[Data entries]

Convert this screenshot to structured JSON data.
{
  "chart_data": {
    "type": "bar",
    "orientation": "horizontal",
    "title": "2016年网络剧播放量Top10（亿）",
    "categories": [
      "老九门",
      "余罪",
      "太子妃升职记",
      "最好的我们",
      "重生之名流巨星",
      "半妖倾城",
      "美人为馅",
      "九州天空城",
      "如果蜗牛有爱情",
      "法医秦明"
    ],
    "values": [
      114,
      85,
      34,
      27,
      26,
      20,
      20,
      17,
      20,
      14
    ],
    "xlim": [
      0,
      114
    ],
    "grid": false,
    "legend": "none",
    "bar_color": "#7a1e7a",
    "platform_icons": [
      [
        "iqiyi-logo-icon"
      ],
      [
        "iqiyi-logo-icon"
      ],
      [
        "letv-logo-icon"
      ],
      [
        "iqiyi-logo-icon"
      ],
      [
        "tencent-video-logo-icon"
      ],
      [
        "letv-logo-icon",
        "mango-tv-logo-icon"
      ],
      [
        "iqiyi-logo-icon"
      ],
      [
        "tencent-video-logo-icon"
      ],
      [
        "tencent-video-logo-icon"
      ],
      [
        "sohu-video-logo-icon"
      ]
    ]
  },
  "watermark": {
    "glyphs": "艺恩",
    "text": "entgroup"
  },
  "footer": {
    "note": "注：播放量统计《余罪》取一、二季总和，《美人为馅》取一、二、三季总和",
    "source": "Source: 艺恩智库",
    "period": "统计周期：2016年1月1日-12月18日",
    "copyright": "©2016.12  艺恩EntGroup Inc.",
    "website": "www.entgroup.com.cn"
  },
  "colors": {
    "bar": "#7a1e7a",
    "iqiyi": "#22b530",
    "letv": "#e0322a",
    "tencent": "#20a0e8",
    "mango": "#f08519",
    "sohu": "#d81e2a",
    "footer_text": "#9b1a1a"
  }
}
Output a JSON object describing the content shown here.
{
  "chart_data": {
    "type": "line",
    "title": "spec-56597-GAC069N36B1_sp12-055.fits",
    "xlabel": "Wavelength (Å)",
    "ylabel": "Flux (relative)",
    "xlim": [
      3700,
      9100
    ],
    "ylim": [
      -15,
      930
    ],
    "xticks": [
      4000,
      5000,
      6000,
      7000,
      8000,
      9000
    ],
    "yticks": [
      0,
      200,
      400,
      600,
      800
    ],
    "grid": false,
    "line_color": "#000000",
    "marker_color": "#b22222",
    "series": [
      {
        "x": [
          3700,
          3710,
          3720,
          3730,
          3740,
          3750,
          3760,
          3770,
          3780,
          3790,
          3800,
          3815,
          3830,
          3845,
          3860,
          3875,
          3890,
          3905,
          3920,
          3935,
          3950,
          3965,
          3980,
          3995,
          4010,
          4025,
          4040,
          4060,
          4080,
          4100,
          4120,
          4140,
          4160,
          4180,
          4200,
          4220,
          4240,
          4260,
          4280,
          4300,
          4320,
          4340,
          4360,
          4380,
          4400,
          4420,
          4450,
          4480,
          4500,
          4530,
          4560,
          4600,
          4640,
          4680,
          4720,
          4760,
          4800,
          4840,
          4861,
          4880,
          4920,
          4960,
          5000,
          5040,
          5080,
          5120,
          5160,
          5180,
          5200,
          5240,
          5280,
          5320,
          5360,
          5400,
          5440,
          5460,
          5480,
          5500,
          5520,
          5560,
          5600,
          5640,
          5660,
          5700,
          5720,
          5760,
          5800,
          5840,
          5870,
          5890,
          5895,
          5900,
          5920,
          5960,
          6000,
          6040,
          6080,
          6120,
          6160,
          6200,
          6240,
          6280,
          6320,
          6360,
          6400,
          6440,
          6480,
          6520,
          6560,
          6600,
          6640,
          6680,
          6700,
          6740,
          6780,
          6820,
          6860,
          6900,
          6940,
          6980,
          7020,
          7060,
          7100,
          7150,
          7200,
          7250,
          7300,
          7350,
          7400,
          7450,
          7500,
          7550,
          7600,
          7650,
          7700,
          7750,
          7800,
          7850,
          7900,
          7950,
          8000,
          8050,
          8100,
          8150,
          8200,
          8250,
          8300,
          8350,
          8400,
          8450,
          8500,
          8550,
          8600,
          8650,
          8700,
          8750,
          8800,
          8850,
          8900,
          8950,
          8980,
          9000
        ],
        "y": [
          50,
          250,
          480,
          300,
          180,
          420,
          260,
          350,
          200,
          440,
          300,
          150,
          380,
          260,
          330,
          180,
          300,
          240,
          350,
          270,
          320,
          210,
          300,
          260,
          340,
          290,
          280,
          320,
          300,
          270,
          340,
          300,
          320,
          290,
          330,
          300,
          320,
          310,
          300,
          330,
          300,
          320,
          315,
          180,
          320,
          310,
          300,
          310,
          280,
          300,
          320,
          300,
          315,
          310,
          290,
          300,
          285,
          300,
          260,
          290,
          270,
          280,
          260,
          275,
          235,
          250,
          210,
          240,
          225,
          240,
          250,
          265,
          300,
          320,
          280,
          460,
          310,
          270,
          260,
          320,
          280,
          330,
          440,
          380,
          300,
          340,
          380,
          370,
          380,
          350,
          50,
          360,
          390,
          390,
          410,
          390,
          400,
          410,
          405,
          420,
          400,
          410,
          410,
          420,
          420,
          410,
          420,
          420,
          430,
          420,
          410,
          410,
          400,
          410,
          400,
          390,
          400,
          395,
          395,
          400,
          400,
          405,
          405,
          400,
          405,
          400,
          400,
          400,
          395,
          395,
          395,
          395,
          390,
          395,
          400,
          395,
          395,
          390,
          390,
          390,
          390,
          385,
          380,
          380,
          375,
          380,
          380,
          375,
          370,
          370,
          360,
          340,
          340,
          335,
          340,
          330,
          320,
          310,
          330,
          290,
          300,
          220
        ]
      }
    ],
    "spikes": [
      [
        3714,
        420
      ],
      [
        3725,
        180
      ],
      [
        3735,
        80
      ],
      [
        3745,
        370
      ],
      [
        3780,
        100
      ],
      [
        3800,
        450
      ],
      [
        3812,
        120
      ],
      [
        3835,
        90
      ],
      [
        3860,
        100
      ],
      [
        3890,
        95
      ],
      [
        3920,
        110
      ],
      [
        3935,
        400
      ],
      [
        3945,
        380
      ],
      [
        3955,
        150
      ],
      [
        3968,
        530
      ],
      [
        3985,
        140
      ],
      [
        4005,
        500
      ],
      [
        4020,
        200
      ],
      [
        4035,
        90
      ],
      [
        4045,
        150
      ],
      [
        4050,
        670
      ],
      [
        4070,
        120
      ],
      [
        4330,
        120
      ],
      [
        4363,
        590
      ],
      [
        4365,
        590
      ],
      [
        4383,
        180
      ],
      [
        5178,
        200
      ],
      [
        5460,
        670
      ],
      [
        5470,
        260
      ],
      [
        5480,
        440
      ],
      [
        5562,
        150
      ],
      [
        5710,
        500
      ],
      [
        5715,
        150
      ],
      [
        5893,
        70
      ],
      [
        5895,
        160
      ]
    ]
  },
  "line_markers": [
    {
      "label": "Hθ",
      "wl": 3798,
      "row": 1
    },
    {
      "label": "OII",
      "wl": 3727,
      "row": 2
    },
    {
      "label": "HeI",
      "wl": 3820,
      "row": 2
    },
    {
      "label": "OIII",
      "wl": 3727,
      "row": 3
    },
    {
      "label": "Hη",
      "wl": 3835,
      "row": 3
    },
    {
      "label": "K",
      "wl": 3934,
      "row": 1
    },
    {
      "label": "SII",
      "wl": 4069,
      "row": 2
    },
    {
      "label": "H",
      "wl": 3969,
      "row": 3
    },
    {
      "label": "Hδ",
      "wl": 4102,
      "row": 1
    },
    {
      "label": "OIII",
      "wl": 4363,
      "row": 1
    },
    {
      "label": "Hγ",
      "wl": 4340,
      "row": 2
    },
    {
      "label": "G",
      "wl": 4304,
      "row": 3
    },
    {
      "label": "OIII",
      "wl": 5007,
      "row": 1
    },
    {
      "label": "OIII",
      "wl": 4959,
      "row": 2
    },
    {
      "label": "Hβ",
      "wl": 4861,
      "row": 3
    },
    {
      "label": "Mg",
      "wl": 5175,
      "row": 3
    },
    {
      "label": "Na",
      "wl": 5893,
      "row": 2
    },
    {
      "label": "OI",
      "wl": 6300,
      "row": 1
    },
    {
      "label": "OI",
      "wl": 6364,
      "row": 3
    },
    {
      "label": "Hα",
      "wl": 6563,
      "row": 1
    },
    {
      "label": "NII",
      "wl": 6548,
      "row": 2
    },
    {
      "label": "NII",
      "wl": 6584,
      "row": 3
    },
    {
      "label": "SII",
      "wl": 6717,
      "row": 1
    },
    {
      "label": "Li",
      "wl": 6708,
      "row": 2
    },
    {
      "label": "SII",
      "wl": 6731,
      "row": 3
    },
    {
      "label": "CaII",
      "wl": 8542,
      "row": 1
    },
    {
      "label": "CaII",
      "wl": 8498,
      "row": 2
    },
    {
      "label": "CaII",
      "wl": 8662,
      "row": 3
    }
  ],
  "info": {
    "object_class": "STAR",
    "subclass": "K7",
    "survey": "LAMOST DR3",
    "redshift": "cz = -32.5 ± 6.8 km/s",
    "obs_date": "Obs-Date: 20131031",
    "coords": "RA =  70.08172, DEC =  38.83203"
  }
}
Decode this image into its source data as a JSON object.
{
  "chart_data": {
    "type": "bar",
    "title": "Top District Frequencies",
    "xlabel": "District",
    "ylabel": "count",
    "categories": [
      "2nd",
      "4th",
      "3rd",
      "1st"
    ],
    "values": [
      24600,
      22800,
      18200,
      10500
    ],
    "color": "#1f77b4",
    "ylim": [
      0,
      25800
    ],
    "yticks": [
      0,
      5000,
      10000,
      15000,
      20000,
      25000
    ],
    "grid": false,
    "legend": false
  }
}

### Task details
Check each line of the data above for the word "District" and say how many lines contain it, giving nothing besides the number.

### Final result
2